— TASK OBJECTIVE —
Drop every picture, then transcribe the remaining data exactly.

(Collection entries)

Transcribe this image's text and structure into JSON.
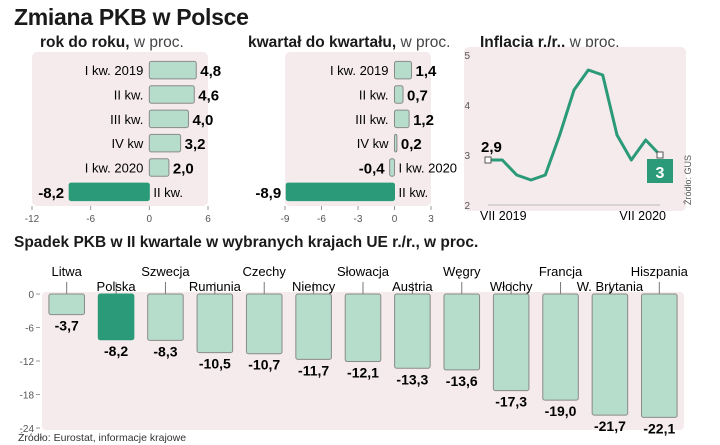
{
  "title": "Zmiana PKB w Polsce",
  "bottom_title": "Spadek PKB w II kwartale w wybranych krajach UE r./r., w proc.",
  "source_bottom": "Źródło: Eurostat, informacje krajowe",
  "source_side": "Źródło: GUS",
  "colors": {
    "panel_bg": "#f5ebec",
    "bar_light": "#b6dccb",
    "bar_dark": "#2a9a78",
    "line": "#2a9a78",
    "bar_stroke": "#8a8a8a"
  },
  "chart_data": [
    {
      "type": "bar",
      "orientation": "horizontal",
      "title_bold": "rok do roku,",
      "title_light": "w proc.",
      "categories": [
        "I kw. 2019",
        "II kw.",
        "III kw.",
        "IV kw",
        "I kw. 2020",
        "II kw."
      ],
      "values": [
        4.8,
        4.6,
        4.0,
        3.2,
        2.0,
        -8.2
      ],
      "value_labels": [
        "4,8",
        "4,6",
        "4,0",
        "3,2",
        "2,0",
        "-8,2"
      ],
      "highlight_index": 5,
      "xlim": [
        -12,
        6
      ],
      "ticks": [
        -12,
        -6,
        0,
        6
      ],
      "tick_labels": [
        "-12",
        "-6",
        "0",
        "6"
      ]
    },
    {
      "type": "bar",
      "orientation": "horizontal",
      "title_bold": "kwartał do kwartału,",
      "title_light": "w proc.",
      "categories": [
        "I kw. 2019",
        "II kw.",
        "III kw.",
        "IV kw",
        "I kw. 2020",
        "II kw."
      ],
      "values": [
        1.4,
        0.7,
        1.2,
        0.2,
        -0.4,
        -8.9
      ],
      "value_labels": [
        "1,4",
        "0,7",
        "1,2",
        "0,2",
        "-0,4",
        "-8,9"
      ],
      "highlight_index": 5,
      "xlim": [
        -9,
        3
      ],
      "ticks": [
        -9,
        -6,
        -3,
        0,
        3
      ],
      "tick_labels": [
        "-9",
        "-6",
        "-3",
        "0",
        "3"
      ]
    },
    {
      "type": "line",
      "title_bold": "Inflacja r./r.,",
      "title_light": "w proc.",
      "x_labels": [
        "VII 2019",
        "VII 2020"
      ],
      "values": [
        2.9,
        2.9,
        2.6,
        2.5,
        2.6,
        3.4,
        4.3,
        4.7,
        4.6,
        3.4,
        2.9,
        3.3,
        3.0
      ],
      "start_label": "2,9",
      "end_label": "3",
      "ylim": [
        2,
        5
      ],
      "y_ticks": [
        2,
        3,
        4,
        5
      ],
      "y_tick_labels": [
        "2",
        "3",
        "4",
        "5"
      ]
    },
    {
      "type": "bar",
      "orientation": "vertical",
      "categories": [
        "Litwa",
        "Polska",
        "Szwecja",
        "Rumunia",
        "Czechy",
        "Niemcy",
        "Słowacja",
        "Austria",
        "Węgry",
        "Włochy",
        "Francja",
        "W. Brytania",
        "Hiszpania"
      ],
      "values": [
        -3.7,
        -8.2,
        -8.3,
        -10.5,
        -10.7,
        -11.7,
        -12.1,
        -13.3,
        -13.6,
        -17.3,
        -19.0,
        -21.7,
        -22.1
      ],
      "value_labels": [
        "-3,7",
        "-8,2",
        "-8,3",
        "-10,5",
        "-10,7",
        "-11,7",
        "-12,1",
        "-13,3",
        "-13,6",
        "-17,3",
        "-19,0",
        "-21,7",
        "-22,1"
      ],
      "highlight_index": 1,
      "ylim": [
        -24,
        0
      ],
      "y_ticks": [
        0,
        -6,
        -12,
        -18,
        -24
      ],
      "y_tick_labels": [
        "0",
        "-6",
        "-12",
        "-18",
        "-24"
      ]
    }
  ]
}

— CORRECT ANSWER —
Transcribe this image's text and structure into JSON.
{
  "title": "Zmiana PKB w Polsce",
  "bottom_title": "Spadek PKB w II kwartale w wybranych krajach UE r./r., w proc.",
  "source_bottom": "Źródło: Eurostat, informacje krajowe",
  "source_side": "Źródło: GUS",
  "colors": {
    "panel_bg": "#f5ebec",
    "bar_light": "#b6dccb",
    "bar_dark": "#2a9a78",
    "line": "#2a9a78",
    "bar_stroke": "#8a8a8a"
  },
  "chart_data": [
    {
      "type": "bar",
      "orientation": "horizontal",
      "title_bold": "rok do roku,",
      "title_light": "w proc.",
      "categories": [
        "I kw. 2019",
        "II kw.",
        "III kw.",
        "IV kw",
        "I kw. 2020",
        "II kw."
      ],
      "values": [
        4.8,
        4.6,
        4.0,
        3.2,
        2.0,
        -8.2
      ],
      "value_labels": [
        "4,8",
        "4,6",
        "4,0",
        "3,2",
        "2,0",
        "-8,2"
      ],
      "highlight_index": 5,
      "xlim": [
        -12,
        6
      ],
      "ticks": [
        -12,
        -6,
        0,
        6
      ],
      "tick_labels": [
        "-12",
        "-6",
        "0",
        "6"
      ]
    },
    {
      "type": "bar",
      "orientation": "horizontal",
      "title_bold": "kwartał do kwartału,",
      "title_light": "w proc.",
      "categories": [
        "I kw. 2019",
        "II kw.",
        "III kw.",
        "IV kw",
        "I kw. 2020",
        "II kw."
      ],
      "values": [
        1.4,
        0.7,
        1.2,
        0.2,
        -0.4,
        -8.9
      ],
      "value_labels": [
        "1,4",
        "0,7",
        "1,2",
        "0,2",
        "-0,4",
        "-8,9"
      ],
      "highlight_index": 5,
      "xlim": [
        -9,
        3
      ],
      "ticks": [
        -9,
        -6,
        -3,
        0,
        3
      ],
      "tick_labels": [
        "-9",
        "-6",
        "-3",
        "0",
        "3"
      ]
    },
    {
      "type": "line",
      "title_bold": "Inflacja r./r.,",
      "title_light": "w proc.",
      "x_labels": [
        "VII 2019",
        "VII 2020"
      ],
      "values": [
        2.9,
        2.9,
        2.6,
        2.5,
        2.6,
        3.4,
        4.3,
        4.7,
        4.6,
        3.4,
        2.9,
        3.3,
        3.0
      ],
      "start_label": "2,9",
      "end_label": "3",
      "ylim": [
        2,
        5
      ],
      "y_ticks": [
        2,
        3,
        4,
        5
      ],
      "y_tick_labels": [
        "2",
        "3",
        "4",
        "5"
      ]
    },
    {
      "type": "bar",
      "orientation": "vertical",
      "categories": [
        "Litwa",
        "Polska",
        "Szwecja",
        "Rumunia",
        "Czechy",
        "Niemcy",
        "Słowacja",
        "Austria",
        "Węgry",
        "Włochy",
        "Francja",
        "W. Brytania",
        "Hiszpania"
      ],
      "values": [
        -3.7,
        -8.2,
        -8.3,
        -10.5,
        -10.7,
        -11.7,
        -12.1,
        -13.3,
        -13.6,
        -17.3,
        -19.0,
        -21.7,
        -22.1
      ],
      "value_labels": [
        "-3,7",
        "-8,2",
        "-8,3",
        "-10,5",
        "-10,7",
        "-11,7",
        "-12,1",
        "-13,3",
        "-13,6",
        "-17,3",
        "-19,0",
        "-21,7",
        "-22,1"
      ],
      "highlight_index": 1,
      "ylim": [
        -24,
        0
      ],
      "y_ticks": [
        0,
        -6,
        -12,
        -18,
        -24
      ],
      "y_tick_labels": [
        "0",
        "-6",
        "-12",
        "-18",
        "-24"
      ]
    }
  ]
}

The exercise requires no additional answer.